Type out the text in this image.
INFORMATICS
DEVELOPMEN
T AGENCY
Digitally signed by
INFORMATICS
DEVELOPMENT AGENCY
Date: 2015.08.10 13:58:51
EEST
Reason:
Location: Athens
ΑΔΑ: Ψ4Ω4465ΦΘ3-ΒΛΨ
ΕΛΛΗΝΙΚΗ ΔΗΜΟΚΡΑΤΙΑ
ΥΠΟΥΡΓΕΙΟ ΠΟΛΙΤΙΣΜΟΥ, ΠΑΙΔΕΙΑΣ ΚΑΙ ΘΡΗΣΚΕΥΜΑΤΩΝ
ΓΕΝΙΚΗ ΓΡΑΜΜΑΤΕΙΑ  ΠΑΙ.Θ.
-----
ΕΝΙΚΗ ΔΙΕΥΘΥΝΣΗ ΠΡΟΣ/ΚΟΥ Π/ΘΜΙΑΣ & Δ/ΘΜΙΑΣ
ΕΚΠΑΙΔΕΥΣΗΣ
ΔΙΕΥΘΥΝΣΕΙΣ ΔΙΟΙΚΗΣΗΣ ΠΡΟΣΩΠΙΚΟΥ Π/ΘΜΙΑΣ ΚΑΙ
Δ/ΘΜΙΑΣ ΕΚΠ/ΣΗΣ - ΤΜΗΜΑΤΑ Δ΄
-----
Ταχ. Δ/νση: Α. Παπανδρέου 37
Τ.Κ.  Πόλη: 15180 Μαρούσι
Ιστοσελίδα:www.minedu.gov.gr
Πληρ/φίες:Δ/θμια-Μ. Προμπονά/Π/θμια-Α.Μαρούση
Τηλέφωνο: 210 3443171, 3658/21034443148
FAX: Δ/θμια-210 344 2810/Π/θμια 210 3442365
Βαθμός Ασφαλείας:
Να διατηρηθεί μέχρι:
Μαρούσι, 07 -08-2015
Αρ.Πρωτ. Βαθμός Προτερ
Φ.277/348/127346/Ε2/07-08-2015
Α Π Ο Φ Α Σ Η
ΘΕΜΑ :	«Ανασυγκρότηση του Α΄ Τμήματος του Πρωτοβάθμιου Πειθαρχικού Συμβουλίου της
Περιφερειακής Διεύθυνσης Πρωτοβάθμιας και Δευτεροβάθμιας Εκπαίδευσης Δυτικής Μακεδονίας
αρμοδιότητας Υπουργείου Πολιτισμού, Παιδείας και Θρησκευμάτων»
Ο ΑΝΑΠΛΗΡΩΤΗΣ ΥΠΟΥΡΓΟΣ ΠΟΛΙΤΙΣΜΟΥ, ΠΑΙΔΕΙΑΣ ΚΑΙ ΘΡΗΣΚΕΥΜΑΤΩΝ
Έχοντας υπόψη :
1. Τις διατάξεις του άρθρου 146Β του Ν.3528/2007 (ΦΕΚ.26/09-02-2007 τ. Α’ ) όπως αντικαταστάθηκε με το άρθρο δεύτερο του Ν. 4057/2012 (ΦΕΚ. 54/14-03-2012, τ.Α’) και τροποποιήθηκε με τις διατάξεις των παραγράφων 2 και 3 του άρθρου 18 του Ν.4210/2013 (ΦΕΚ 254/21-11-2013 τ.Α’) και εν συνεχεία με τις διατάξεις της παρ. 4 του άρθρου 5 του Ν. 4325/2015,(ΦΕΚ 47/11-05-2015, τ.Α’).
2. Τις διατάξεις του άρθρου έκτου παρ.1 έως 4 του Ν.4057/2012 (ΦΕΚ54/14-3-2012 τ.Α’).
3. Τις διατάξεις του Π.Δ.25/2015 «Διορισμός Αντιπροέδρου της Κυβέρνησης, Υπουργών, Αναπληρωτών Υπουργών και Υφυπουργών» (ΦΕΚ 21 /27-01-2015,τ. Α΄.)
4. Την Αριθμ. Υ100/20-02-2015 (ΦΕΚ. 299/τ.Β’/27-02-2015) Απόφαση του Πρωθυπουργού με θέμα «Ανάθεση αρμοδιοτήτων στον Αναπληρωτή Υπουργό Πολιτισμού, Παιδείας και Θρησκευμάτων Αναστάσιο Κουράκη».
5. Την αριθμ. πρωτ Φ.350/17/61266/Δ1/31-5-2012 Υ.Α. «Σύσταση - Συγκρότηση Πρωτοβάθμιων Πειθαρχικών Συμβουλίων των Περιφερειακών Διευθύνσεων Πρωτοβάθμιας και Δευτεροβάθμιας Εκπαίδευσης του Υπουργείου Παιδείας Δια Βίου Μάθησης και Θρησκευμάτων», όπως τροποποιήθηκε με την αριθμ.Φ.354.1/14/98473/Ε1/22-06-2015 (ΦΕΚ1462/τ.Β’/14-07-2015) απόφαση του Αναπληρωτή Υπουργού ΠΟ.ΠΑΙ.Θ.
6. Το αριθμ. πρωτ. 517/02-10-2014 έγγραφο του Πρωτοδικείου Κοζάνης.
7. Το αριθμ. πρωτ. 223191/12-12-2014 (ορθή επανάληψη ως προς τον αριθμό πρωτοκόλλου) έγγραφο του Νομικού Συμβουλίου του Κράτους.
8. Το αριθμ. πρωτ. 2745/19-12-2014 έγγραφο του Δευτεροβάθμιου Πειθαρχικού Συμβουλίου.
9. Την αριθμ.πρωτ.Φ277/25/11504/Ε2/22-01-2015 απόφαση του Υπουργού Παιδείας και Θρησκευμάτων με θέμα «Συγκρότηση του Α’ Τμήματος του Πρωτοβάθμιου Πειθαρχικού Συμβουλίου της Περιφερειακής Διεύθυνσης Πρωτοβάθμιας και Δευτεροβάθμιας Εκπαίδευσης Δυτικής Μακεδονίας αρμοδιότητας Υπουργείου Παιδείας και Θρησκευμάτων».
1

* * *

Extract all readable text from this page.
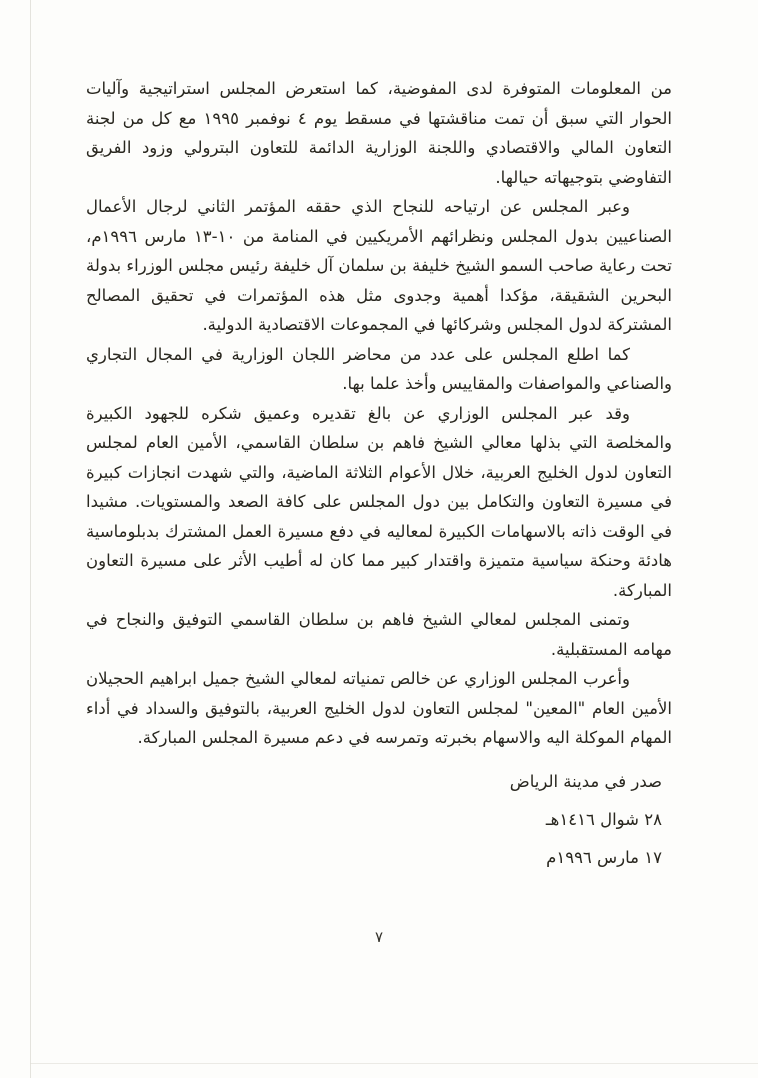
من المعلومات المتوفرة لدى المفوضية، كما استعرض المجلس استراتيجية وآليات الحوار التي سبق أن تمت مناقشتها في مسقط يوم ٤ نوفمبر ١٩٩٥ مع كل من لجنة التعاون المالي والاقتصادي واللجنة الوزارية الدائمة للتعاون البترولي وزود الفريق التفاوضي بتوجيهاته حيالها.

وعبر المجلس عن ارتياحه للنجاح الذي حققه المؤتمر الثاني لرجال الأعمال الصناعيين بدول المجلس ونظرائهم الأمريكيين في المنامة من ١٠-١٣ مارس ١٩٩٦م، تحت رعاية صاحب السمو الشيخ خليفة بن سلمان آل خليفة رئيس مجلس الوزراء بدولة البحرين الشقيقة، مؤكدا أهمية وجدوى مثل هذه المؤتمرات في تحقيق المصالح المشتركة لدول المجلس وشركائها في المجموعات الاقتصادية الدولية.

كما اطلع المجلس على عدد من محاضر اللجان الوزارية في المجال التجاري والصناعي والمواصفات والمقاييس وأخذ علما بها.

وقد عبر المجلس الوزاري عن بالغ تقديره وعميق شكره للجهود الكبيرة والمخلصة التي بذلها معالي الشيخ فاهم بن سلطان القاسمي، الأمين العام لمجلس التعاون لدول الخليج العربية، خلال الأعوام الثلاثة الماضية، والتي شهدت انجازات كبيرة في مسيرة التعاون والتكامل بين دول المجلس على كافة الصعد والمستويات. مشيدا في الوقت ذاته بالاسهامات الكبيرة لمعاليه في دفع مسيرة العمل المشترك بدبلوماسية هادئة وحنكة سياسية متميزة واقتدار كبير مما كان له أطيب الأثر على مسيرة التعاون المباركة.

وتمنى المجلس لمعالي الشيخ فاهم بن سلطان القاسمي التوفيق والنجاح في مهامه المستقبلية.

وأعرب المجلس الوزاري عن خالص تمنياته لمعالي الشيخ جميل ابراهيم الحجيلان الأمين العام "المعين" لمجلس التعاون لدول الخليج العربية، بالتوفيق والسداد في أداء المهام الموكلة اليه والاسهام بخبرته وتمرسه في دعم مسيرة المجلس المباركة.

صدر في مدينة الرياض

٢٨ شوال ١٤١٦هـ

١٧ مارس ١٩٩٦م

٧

[What this task involves]: Which lines contain the word "العام"? Copy each of them.

[Answer for the task]:
وقد عبر المجلس الوزاري عن بالغ تقديره وعميق شكره للجهود الكبيرة والمخلصة التي بذلها معالي الشيخ فاهم بن سلطان القاسمي، الأمين العام لمجلس التعاون لدول الخليج العربية، خلال الأعوام الثلاثة الماضية، والتي شهدت انجازات كبيرة في مسيرة التعاون والتكامل بين دول المجلس على كافة الصعد والمستويات. مشيدا في الوقت ذاته بالاسهامات الكبيرة لمعاليه في دفع مسيرة العمل المشترك بدبلوماسية هادئة وحنكة سياسية متميزة واقتدار كبير مما كان له أطيب الأثر على مسيرة التعاون المباركة.
وأعرب المجلس الوزاري عن خالص تمنياته لمعالي الشيخ جميل ابراهيم الحجيلان الأمين العام "المعين" لمجلس التعاون لدول الخليج العربية، بالتوفيق والسداد في أداء المهام الموكلة اليه والاسهام بخبرته وتمرسه في دعم مسيرة المجلس المباركة.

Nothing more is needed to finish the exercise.